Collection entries
==============================
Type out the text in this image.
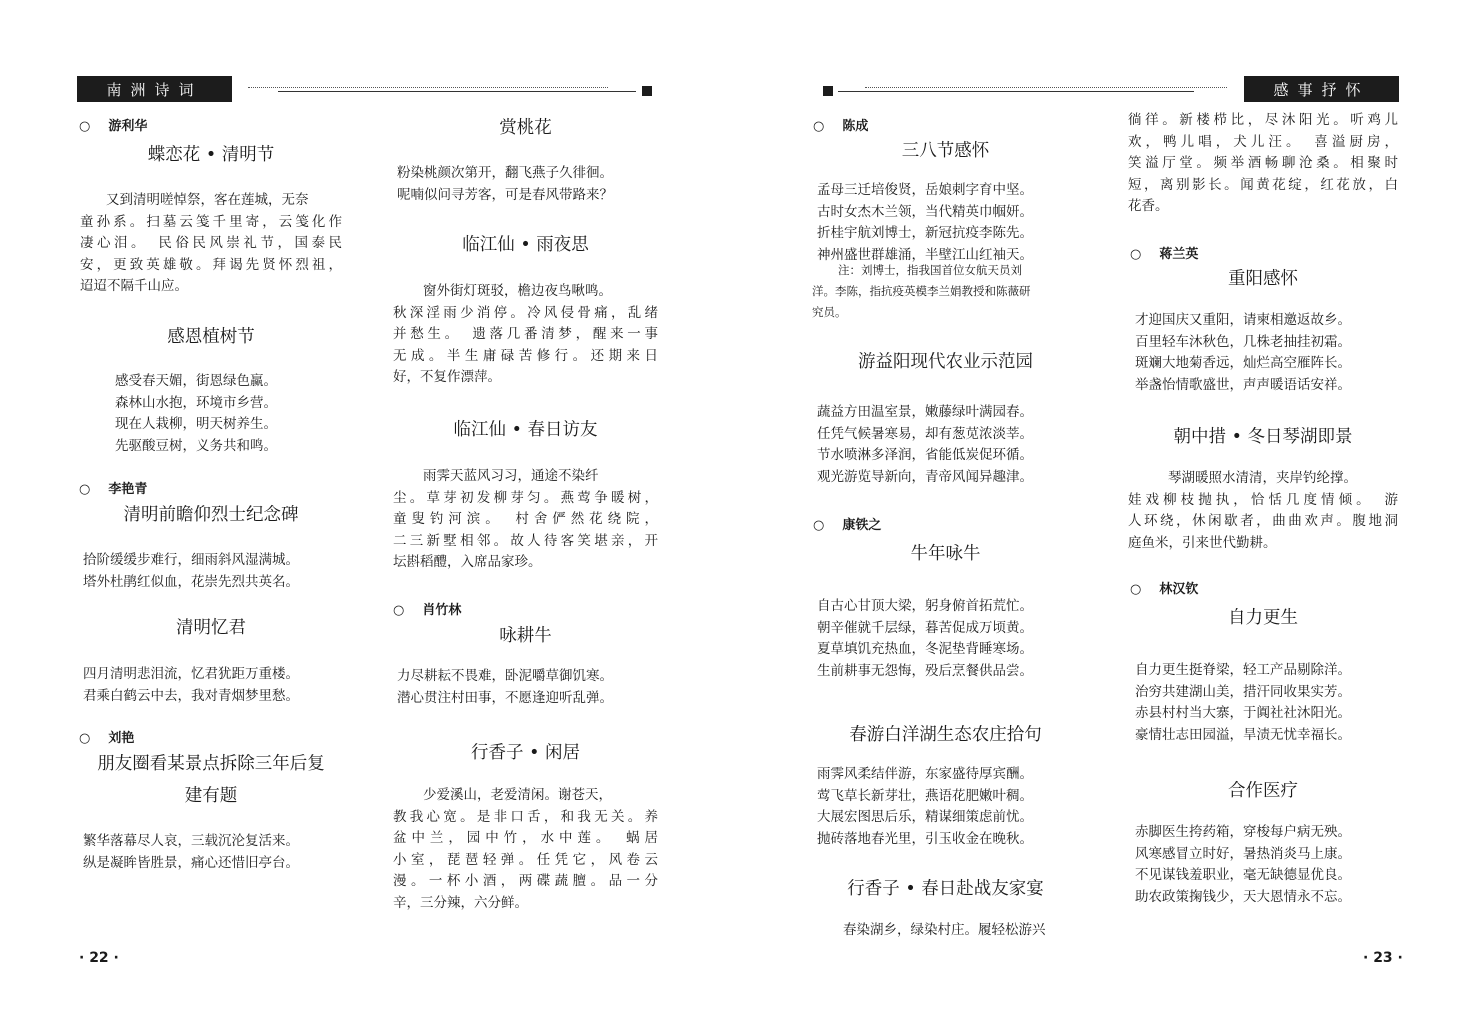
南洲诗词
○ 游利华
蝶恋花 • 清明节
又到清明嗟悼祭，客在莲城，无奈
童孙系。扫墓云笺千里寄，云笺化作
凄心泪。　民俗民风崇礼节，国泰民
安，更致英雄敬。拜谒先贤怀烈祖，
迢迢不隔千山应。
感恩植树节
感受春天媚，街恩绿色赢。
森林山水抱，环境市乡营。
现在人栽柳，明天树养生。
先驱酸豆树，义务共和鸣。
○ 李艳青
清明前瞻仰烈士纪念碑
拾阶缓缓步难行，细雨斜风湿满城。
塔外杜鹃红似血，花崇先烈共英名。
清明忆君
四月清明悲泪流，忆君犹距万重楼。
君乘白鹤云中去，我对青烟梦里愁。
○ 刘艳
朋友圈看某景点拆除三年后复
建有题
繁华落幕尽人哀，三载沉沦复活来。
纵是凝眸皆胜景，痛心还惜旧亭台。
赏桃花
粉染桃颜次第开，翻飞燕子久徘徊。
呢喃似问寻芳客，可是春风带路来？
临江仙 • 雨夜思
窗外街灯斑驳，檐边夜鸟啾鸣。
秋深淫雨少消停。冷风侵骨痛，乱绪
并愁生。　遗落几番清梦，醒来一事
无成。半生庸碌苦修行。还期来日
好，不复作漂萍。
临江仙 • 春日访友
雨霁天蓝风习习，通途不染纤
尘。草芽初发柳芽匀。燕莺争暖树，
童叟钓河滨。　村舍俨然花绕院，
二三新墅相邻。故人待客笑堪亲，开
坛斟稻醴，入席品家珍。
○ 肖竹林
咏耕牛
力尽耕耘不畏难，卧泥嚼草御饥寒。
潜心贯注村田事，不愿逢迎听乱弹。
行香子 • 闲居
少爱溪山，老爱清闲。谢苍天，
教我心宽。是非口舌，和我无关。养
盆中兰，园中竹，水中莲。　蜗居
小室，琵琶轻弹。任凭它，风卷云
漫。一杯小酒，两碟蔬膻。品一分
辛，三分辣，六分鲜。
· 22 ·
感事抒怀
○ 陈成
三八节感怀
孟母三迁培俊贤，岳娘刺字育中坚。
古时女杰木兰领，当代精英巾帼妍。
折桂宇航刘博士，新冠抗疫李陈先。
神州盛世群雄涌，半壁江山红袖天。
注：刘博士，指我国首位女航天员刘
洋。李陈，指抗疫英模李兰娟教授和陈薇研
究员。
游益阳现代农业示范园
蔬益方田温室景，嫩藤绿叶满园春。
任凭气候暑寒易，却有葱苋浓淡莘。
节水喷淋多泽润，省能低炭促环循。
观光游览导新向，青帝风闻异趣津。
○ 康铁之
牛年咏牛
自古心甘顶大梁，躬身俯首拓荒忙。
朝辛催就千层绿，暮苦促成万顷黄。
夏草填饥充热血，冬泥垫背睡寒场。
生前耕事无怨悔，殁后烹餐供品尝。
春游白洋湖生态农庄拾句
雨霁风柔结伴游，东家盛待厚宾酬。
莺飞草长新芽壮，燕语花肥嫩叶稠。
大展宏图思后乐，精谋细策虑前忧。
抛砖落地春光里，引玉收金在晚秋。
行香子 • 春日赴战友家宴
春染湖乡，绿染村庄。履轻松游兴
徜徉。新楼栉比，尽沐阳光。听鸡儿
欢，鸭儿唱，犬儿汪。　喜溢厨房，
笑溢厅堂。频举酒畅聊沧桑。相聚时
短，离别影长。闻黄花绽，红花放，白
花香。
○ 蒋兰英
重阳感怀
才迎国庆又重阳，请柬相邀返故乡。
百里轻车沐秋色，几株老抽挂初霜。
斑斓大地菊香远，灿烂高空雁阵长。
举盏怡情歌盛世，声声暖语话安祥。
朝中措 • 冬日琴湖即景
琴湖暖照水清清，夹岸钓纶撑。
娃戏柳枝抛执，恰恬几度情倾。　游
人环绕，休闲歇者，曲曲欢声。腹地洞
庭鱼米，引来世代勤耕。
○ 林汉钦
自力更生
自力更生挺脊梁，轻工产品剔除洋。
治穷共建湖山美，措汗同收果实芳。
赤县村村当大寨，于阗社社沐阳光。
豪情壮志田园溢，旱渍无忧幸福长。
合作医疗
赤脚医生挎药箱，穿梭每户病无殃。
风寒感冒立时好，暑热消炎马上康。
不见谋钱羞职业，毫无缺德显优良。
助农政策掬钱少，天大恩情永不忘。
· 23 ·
==============================
--- Prompt ---
What comes back should match the records exactly, minus any pictures.

--- Reply ---
Type out the text in this image.
南洲诗词
○ 游利华
蝶恋花 • 清明节
又到清明嗟悼祭，客在莲城，无奈
童孙系。扫墓云笺千里寄，云笺化作
凄心泪。　民俗民风崇礼节，国泰民
安，更致英雄敬。拜谒先贤怀烈祖，
迢迢不隔千山应。
感恩植树节
感受春天媚，街恩绿色赢。
森林山水抱，环境市乡营。
现在人栽柳，明天树养生。
先驱酸豆树，义务共和鸣。
○ 李艳青
清明前瞻仰烈士纪念碑
拾阶缓缓步难行，细雨斜风湿满城。
塔外杜鹃红似血，花崇先烈共英名。
清明忆君
四月清明悲泪流，忆君犹距万重楼。
君乘白鹤云中去，我对青烟梦里愁。
○ 刘艳
朋友圈看某景点拆除三年后复
建有题
繁华落幕尽人哀，三载沉沦复活来。
纵是凝眸皆胜景，痛心还惜旧亭台。
赏桃花
粉染桃颜次第开，翻飞燕子久徘徊。
呢喃似问寻芳客，可是春风带路来？
临江仙 • 雨夜思
窗外街灯斑驳，檐边夜鸟啾鸣。
秋深淫雨少消停。冷风侵骨痛，乱绪
并愁生。　遗落几番清梦，醒来一事
无成。半生庸碌苦修行。还期来日
好，不复作漂萍。
临江仙 • 春日访友
雨霁天蓝风习习，通途不染纤
尘。草芽初发柳芽匀。燕莺争暖树，
童叟钓河滨。　村舍俨然花绕院，
二三新墅相邻。故人待客笑堪亲，开
坛斟稻醴，入席品家珍。
○ 肖竹林
咏耕牛
力尽耕耘不畏难，卧泥嚼草御饥寒。
潜心贯注村田事，不愿逢迎听乱弹。
行香子 • 闲居
少爱溪山，老爱清闲。谢苍天，
教我心宽。是非口舌，和我无关。养
盆中兰，园中竹，水中莲。　蜗居
小室，琵琶轻弹。任凭它，风卷云
漫。一杯小酒，两碟蔬膻。品一分
辛，三分辣，六分鲜。
· 22 ·
感事抒怀
○ 陈成
三八节感怀
孟母三迁培俊贤，岳娘刺字育中坚。
古时女杰木兰领，当代精英巾帼妍。
折桂宇航刘博士，新冠抗疫李陈先。
神州盛世群雄涌，半壁江山红袖天。
注：刘博士，指我国首位女航天员刘
洋。李陈，指抗疫英模李兰娟教授和陈薇研
究员。
游益阳现代农业示范园
蔬益方田温室景，嫩藤绿叶满园春。
任凭气候暑寒易，却有葱苋浓淡莘。
节水喷淋多泽润，省能低炭促环循。
观光游览导新向，青帝风闻异趣津。
○ 康铁之
牛年咏牛
自古心甘顶大梁，躬身俯首拓荒忙。
朝辛催就千层绿，暮苦促成万顷黄。
夏草填饥充热血，冬泥垫背睡寒场。
生前耕事无怨悔，殁后烹餐供品尝。
春游白洋湖生态农庄拾句
雨霁风柔结伴游，东家盛待厚宾酬。
莺飞草长新芽壮，燕语花肥嫩叶稠。
大展宏图思后乐，精谋细策虑前忧。
抛砖落地春光里，引玉收金在晚秋。
行香子 • 春日赴战友家宴
春染湖乡，绿染村庄。履轻松游兴
徜徉。新楼栉比，尽沐阳光。听鸡儿
欢，鸭儿唱，犬儿汪。　喜溢厨房，
笑溢厅堂。频举酒畅聊沧桑。相聚时
短，离别影长。闻黄花绽，红花放，白
花香。
○ 蒋兰英
重阳感怀
才迎国庆又重阳，请柬相邀返故乡。
百里轻车沐秋色，几株老抽挂初霜。
斑斓大地菊香远，灿烂高空雁阵长。
举盏怡情歌盛世，声声暖语话安祥。
朝中措 • 冬日琴湖即景
琴湖暖照水清清，夹岸钓纶撑。
娃戏柳枝抛执，恰恬几度情倾。　游
人环绕，休闲歇者，曲曲欢声。腹地洞
庭鱼米，引来世代勤耕。
○ 林汉钦
自力更生
自力更生挺脊梁，轻工产品剔除洋。
治穷共建湖山美，措汗同收果实芳。
赤县村村当大寨，于阗社社沐阳光。
豪情壮志田园溢，旱渍无忧幸福长。
合作医疗
赤脚医生挎药箱，穿梭每户病无殃。
风寒感冒立时好，暑热消炎马上康。
不见谋钱羞职业，毫无缺德显优良。
助农政策掬钱少，天大恩情永不忘。
· 23 ·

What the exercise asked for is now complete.